==== Available data ====
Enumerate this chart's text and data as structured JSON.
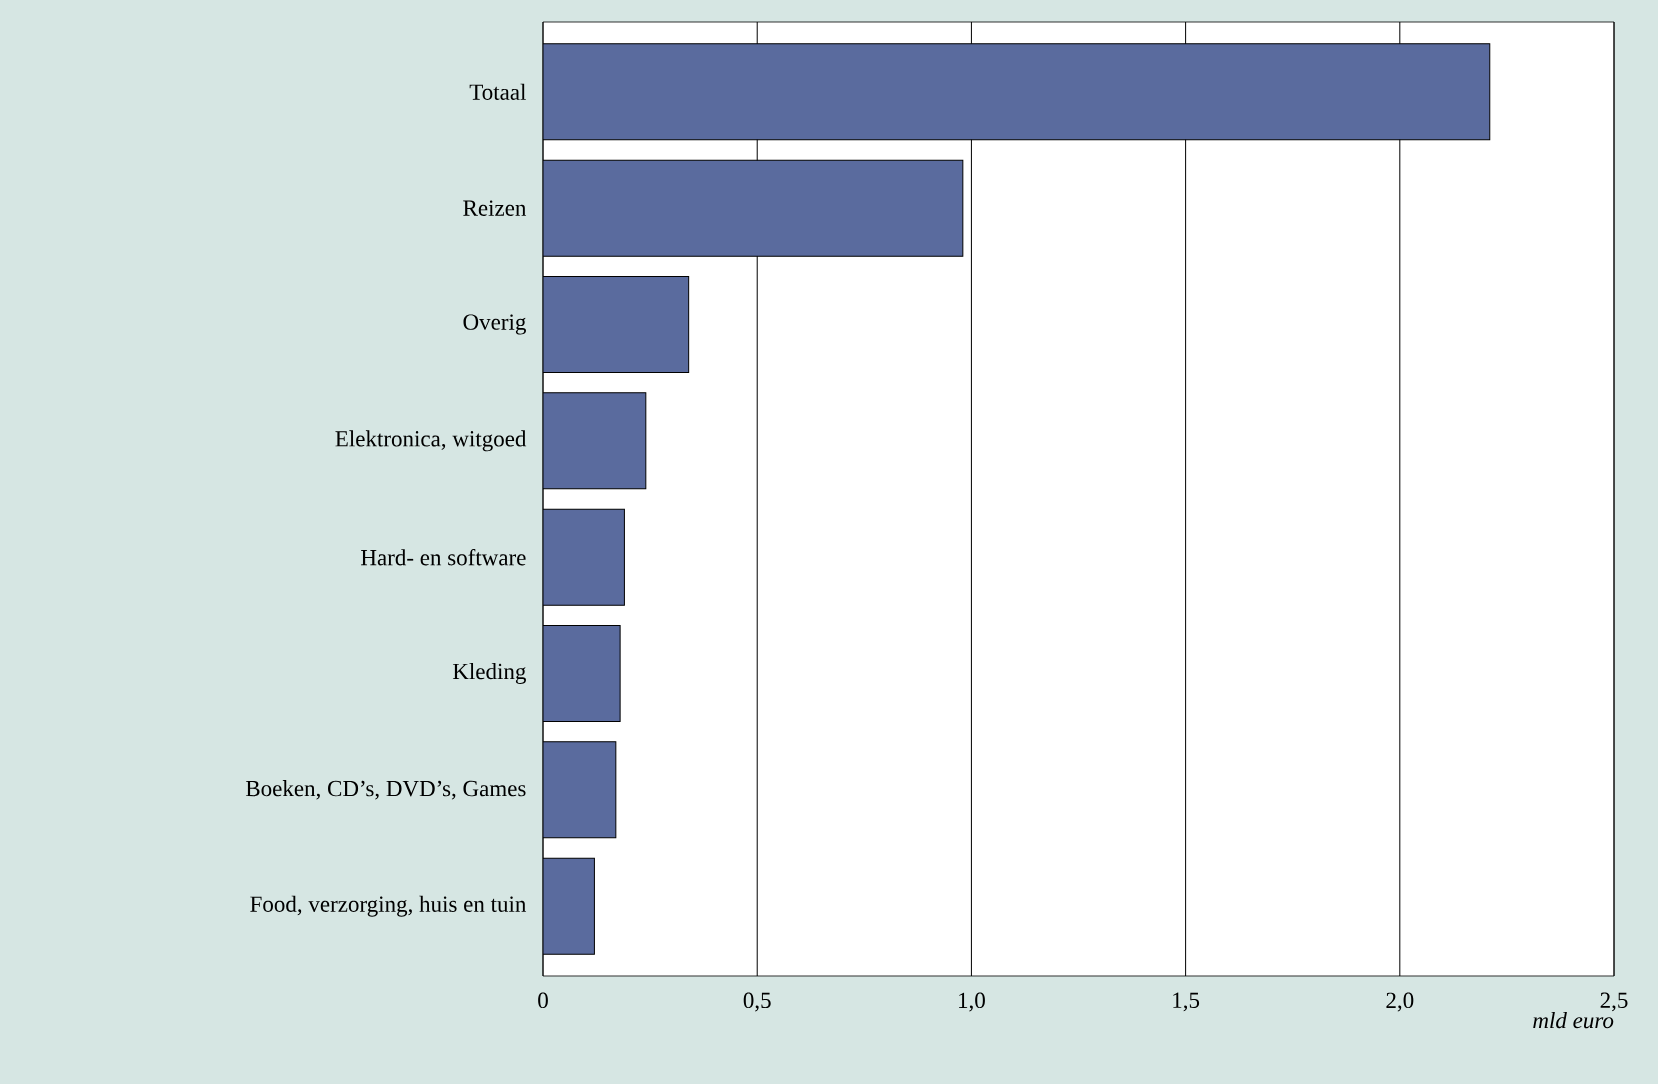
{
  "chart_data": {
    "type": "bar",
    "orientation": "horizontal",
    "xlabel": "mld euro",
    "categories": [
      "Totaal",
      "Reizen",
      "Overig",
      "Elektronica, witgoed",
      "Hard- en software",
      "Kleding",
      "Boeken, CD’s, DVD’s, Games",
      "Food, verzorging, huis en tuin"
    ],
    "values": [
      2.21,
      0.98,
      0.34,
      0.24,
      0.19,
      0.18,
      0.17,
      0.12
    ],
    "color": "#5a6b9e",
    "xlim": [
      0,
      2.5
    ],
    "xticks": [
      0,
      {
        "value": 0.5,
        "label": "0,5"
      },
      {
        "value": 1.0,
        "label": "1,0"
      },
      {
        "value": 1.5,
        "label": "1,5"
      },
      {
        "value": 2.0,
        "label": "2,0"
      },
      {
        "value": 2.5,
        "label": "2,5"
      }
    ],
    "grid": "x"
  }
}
====
_Set problem:_ Print each of the records above exactly as written, leaving no picture in the copy.

_Solution below:_
Enumerate this chart's text and data as structured JSON.
{
  "chart_data": {
    "type": "bar",
    "orientation": "horizontal",
    "xlabel": "mld euro",
    "categories": [
      "Totaal",
      "Reizen",
      "Overig",
      "Elektronica, witgoed",
      "Hard- en software",
      "Kleding",
      "Boeken, CD’s, DVD’s, Games",
      "Food, verzorging, huis en tuin"
    ],
    "values": [
      2.21,
      0.98,
      0.34,
      0.24,
      0.19,
      0.18,
      0.17,
      0.12
    ],
    "color": "#5a6b9e",
    "xlim": [
      0,
      2.5
    ],
    "xticks": [
      0,
      {
        "value": 0.5,
        "label": "0,5"
      },
      {
        "value": 1.0,
        "label": "1,0"
      },
      {
        "value": 1.5,
        "label": "1,5"
      },
      {
        "value": 2.0,
        "label": "2,0"
      },
      {
        "value": 2.5,
        "label": "2,5"
      }
    ],
    "grid": "x"
  }
}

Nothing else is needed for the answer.